Task statement> Tally the lines in these records that hold the string "января", and reply with the number alone.

Data lines>
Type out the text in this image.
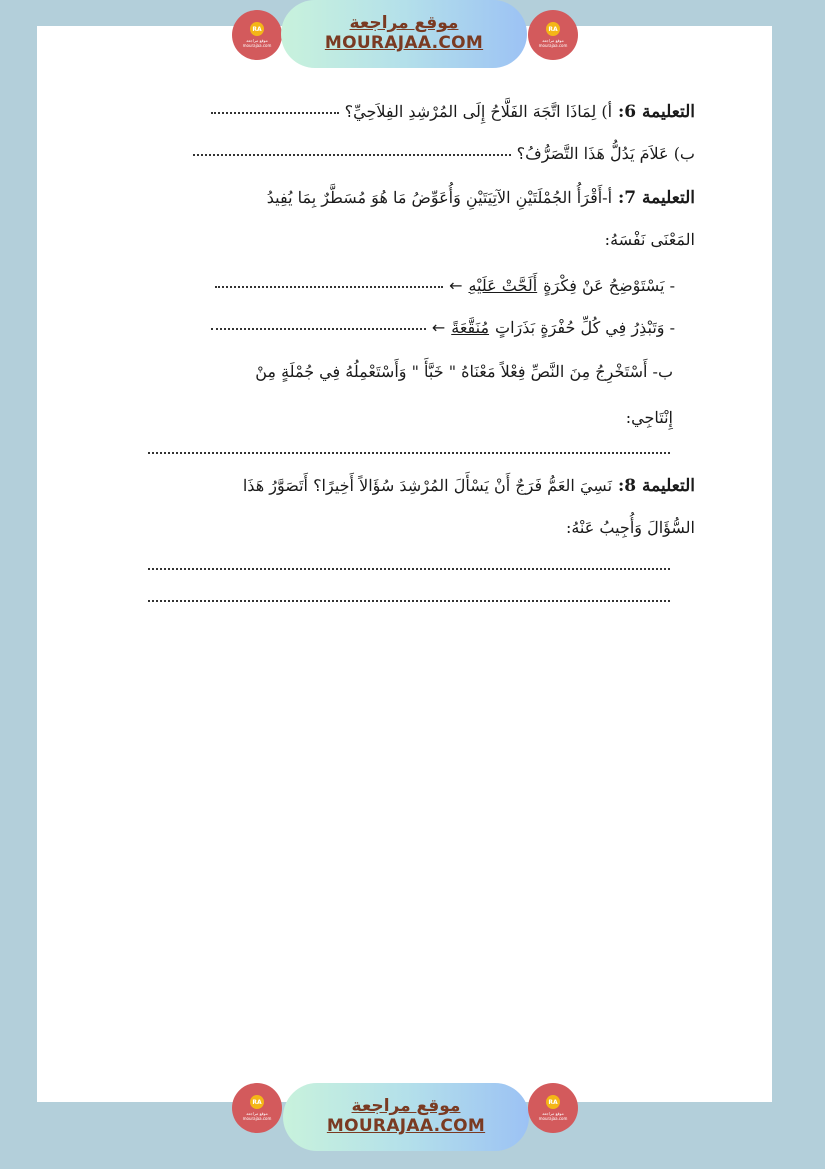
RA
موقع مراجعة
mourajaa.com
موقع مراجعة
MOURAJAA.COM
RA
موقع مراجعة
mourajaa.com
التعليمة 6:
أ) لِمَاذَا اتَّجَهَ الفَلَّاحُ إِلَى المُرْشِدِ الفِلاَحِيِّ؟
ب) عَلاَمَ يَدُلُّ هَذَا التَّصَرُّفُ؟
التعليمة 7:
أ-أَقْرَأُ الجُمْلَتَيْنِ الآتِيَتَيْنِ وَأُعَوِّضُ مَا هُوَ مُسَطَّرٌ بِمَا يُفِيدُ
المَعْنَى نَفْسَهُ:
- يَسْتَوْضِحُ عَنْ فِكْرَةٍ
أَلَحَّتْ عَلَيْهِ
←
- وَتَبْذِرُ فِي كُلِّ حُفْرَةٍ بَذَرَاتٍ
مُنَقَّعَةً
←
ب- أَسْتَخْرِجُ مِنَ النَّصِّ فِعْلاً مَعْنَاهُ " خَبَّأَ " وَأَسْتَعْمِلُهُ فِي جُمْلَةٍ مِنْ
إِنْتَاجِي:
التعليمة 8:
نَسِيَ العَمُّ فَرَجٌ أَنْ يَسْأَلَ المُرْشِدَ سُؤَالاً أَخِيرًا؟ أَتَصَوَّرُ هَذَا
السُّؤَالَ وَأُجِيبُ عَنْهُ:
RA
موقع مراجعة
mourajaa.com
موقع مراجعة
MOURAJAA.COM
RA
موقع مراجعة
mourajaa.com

--

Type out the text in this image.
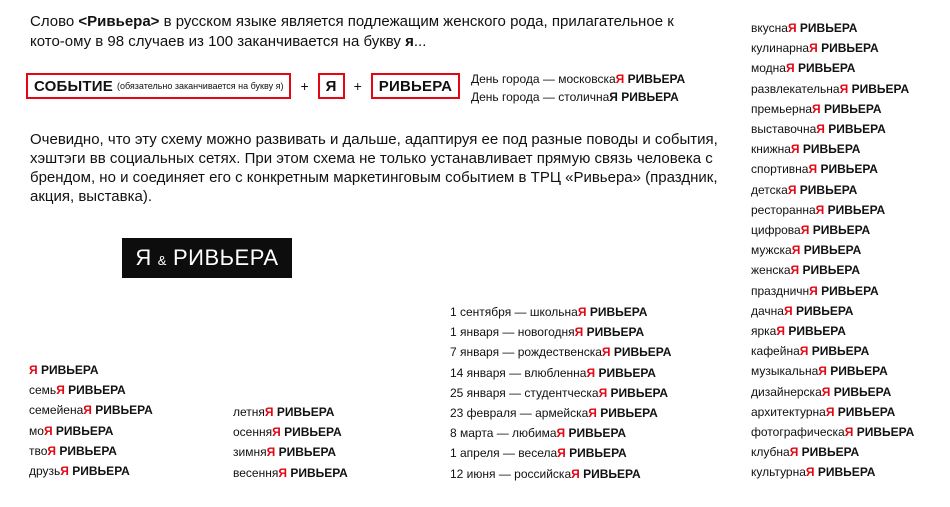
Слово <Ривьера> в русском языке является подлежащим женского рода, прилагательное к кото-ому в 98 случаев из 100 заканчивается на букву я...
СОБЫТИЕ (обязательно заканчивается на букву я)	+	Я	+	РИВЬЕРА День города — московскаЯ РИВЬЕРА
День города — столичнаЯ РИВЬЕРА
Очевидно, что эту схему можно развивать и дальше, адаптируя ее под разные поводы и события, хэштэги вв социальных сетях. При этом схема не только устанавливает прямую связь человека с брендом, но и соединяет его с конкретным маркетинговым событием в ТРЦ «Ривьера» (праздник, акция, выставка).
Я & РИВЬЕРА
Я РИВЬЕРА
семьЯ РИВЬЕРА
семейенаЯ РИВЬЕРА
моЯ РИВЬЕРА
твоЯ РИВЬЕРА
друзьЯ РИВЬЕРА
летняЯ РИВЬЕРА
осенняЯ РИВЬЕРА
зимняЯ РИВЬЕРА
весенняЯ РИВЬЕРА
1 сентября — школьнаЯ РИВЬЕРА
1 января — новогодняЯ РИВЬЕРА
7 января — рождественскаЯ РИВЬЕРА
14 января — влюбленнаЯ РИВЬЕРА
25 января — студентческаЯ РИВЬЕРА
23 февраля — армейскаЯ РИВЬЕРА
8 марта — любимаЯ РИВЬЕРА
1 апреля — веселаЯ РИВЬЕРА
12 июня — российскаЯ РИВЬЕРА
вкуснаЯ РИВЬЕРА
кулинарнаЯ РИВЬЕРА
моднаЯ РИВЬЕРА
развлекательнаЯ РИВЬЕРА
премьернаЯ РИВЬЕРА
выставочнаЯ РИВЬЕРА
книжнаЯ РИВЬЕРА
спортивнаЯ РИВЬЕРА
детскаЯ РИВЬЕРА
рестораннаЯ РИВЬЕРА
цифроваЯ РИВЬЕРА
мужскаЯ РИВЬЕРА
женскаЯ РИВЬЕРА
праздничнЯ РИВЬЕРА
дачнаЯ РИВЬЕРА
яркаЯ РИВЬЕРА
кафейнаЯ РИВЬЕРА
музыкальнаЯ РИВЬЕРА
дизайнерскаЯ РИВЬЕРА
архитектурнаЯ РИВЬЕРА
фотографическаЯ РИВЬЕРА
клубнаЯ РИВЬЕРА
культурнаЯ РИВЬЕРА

Exercise answer> 4